What the exercise asks: In the listing below, find every line with the string "AgCC" and pull it out.

BEGIN

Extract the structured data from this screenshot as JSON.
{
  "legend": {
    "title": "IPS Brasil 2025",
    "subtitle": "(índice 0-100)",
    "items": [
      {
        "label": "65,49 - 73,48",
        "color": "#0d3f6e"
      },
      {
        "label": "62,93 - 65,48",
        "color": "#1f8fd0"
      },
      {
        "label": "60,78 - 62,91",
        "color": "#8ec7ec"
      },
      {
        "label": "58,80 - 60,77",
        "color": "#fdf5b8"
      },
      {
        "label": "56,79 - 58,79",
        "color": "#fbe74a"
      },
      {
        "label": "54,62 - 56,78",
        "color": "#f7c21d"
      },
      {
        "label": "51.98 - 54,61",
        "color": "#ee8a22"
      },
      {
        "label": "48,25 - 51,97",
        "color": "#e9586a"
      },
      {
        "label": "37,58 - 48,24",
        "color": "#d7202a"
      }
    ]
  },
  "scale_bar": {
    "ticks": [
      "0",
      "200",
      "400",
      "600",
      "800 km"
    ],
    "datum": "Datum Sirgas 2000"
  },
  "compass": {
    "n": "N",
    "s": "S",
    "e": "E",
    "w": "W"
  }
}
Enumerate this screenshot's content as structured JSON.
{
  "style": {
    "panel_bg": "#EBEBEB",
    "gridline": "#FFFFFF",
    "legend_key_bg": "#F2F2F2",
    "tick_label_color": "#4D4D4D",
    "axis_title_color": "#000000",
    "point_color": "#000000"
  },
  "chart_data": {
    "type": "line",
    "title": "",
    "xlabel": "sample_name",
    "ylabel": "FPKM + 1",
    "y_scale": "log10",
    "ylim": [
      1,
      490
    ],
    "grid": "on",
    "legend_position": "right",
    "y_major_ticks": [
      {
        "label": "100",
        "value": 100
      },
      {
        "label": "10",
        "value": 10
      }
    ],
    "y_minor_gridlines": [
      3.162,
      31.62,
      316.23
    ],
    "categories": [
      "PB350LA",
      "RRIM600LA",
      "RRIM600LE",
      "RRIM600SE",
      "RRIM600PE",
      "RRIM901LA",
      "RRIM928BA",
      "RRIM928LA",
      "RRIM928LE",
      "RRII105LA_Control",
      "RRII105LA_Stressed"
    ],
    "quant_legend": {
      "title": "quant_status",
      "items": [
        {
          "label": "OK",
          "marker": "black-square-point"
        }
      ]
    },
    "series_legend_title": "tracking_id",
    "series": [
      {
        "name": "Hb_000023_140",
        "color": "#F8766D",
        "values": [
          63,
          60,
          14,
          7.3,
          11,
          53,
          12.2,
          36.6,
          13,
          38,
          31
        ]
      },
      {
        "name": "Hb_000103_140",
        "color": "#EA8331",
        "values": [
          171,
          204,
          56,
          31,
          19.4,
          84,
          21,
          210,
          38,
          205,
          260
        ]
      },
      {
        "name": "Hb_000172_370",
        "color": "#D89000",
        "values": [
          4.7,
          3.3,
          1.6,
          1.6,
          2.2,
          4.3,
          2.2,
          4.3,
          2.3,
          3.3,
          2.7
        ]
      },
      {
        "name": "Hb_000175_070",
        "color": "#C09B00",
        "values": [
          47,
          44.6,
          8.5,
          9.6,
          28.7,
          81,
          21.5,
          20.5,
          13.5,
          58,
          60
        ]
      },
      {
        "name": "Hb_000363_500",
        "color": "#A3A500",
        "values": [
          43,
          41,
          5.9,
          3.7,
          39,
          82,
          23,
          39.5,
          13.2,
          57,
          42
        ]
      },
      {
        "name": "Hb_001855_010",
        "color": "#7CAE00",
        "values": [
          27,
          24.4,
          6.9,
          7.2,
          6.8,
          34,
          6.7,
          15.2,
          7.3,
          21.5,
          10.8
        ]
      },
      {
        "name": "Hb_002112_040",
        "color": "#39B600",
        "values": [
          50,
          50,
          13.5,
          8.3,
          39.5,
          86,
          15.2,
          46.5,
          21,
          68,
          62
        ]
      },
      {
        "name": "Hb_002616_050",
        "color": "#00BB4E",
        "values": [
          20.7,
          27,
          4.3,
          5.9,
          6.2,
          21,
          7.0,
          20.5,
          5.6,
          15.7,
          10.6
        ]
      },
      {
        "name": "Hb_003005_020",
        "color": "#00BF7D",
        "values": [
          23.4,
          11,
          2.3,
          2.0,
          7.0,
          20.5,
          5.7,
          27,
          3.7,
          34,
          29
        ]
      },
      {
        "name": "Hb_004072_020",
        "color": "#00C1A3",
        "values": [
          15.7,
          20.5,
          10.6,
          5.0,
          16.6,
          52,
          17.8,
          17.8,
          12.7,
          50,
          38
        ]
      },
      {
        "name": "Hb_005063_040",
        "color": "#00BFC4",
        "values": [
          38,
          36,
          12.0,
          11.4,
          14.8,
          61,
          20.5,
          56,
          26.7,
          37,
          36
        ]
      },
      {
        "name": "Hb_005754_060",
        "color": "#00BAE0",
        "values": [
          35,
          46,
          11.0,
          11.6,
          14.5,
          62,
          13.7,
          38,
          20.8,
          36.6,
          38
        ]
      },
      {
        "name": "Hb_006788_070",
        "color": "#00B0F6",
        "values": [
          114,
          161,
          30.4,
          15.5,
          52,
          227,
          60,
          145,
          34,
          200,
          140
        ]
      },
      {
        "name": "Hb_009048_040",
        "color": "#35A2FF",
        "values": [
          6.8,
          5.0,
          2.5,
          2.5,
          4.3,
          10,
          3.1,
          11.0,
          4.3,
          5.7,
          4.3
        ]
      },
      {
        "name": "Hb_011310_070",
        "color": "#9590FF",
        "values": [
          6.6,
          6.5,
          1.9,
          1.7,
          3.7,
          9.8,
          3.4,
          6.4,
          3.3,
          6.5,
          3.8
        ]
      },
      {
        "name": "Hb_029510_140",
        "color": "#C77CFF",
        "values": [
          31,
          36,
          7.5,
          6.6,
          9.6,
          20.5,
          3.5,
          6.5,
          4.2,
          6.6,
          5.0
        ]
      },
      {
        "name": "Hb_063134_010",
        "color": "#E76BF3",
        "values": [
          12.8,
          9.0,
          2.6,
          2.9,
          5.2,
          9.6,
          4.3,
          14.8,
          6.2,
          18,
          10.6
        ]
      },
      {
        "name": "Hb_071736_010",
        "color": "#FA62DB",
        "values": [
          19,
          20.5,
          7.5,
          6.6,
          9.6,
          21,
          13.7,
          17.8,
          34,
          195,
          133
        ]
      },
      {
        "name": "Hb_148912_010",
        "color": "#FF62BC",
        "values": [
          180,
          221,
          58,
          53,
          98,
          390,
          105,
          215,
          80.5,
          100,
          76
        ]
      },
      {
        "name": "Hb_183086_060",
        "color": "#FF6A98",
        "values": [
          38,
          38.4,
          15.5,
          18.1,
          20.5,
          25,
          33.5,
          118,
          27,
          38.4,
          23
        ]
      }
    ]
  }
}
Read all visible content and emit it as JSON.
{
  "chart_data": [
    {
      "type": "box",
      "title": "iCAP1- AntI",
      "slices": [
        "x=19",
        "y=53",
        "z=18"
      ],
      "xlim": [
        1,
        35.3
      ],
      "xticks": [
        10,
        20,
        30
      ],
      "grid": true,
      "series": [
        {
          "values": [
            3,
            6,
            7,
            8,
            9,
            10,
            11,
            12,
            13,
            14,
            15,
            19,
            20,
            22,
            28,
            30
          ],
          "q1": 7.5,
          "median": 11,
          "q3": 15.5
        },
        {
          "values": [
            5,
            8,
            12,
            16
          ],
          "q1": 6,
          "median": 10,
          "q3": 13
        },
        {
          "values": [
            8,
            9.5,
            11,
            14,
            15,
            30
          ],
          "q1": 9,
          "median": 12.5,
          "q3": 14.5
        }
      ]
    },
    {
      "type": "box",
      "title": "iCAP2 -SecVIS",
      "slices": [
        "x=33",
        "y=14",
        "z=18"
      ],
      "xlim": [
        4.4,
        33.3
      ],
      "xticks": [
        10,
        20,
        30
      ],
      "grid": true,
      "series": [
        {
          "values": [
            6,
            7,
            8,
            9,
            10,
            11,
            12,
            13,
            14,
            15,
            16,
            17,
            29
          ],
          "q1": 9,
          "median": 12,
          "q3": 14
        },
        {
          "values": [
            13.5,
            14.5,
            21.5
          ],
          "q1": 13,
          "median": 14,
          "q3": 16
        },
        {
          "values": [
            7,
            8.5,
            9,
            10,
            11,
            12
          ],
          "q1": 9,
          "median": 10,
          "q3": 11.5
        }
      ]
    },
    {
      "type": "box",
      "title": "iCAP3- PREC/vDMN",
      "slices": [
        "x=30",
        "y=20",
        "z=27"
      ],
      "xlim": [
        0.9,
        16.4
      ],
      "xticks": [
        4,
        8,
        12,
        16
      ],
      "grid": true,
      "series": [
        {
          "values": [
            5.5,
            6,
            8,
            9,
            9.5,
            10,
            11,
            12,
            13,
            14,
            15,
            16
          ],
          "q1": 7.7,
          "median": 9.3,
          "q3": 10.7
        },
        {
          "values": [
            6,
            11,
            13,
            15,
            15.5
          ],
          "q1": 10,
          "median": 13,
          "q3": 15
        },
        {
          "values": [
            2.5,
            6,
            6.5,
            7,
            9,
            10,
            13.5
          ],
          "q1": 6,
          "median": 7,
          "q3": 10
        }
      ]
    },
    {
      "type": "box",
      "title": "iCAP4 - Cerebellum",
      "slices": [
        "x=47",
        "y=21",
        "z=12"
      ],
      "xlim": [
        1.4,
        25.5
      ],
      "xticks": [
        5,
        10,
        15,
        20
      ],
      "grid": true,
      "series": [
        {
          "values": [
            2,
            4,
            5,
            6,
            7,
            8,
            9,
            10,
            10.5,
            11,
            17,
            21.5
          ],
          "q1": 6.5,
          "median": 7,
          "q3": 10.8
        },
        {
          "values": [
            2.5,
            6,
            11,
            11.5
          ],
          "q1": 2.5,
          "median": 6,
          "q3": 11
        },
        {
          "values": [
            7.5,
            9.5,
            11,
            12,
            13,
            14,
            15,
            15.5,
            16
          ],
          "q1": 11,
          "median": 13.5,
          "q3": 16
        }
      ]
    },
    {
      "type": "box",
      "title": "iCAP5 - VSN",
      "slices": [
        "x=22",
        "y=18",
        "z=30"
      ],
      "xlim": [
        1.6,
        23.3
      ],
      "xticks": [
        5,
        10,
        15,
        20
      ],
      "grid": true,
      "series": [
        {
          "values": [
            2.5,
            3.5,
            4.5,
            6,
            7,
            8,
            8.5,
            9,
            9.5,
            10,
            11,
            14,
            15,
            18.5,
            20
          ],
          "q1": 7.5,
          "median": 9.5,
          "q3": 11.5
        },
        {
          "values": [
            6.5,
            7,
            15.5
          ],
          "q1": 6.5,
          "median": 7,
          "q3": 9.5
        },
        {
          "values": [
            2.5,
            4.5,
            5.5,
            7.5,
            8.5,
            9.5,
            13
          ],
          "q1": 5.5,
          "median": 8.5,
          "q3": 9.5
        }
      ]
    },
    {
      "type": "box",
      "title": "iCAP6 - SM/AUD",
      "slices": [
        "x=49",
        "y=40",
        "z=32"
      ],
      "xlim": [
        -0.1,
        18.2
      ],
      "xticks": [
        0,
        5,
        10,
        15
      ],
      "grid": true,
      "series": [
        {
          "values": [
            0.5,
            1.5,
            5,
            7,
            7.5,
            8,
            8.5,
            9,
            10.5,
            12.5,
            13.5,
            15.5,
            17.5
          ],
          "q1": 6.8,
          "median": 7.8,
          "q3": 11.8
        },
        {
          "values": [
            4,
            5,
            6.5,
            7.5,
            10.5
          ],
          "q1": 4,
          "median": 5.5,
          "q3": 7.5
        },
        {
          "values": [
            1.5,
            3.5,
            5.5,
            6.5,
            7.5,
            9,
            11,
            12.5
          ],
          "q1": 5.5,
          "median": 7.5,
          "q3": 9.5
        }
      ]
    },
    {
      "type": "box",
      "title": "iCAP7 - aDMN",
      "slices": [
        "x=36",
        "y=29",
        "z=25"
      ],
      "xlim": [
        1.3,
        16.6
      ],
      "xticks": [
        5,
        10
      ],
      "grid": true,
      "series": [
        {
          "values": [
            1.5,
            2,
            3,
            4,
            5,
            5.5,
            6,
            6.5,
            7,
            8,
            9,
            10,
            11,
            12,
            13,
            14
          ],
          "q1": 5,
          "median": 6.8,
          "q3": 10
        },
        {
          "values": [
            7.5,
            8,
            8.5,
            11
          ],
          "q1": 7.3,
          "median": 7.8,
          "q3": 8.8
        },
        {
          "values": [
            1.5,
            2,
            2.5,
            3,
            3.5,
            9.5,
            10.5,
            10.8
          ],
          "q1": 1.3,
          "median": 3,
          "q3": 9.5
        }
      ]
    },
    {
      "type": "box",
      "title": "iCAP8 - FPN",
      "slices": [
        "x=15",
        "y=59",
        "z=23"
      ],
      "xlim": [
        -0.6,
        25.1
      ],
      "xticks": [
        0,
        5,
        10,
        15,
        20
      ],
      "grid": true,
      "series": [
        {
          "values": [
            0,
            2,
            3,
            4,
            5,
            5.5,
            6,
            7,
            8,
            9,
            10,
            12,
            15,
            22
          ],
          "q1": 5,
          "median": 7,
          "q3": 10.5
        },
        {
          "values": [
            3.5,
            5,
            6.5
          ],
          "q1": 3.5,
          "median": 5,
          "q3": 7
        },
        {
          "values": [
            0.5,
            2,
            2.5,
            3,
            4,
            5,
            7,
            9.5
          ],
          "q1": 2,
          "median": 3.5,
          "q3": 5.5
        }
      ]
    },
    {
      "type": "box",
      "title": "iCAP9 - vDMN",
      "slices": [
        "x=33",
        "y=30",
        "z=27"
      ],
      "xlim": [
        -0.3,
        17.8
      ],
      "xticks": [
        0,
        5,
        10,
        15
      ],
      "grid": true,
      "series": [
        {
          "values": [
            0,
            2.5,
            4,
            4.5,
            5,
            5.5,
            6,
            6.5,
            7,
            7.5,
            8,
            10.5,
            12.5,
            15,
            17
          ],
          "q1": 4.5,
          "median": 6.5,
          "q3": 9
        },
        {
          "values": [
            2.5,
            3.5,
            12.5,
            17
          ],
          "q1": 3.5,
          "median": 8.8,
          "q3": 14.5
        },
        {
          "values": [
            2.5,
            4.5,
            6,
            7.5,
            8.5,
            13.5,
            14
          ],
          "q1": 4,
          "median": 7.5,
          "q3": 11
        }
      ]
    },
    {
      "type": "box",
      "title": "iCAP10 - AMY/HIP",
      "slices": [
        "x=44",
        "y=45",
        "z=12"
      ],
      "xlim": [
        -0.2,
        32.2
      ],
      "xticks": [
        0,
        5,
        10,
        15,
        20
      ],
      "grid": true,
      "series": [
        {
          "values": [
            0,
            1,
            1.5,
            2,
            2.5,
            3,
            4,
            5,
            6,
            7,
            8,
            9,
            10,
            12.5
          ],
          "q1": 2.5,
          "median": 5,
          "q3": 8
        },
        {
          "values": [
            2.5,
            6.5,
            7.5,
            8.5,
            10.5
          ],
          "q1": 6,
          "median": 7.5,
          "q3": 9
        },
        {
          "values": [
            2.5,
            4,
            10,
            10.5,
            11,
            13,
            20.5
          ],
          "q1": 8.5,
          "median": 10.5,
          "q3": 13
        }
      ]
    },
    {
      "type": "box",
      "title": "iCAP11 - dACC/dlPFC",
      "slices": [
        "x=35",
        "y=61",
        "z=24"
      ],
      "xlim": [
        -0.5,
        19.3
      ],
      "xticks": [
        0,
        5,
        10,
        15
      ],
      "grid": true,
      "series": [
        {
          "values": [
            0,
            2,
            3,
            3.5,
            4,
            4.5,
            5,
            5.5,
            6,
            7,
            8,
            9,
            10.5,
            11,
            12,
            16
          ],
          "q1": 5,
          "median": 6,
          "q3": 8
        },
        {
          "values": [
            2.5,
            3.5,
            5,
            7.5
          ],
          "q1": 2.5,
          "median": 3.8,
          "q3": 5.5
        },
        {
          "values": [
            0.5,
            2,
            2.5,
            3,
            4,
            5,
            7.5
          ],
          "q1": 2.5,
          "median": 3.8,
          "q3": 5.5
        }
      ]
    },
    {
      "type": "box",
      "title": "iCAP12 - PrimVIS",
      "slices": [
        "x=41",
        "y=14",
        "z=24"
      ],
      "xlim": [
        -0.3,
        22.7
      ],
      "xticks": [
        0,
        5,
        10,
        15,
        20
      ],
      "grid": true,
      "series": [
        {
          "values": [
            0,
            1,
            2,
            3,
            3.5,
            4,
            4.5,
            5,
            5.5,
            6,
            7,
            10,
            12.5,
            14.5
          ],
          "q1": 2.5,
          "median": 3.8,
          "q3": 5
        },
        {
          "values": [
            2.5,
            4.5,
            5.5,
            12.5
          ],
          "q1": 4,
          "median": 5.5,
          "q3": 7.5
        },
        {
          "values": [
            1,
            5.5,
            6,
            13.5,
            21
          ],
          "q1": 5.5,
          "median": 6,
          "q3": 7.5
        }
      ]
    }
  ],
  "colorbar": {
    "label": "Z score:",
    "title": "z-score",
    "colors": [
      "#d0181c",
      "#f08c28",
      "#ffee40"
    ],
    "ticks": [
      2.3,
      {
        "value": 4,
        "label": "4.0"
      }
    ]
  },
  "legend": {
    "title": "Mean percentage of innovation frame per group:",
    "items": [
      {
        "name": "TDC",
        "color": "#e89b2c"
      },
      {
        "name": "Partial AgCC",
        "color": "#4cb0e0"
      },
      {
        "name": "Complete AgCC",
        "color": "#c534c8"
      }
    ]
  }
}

END

Problem solution:
        "name": "Partial AgCC",
        "name": "Complete AgCC",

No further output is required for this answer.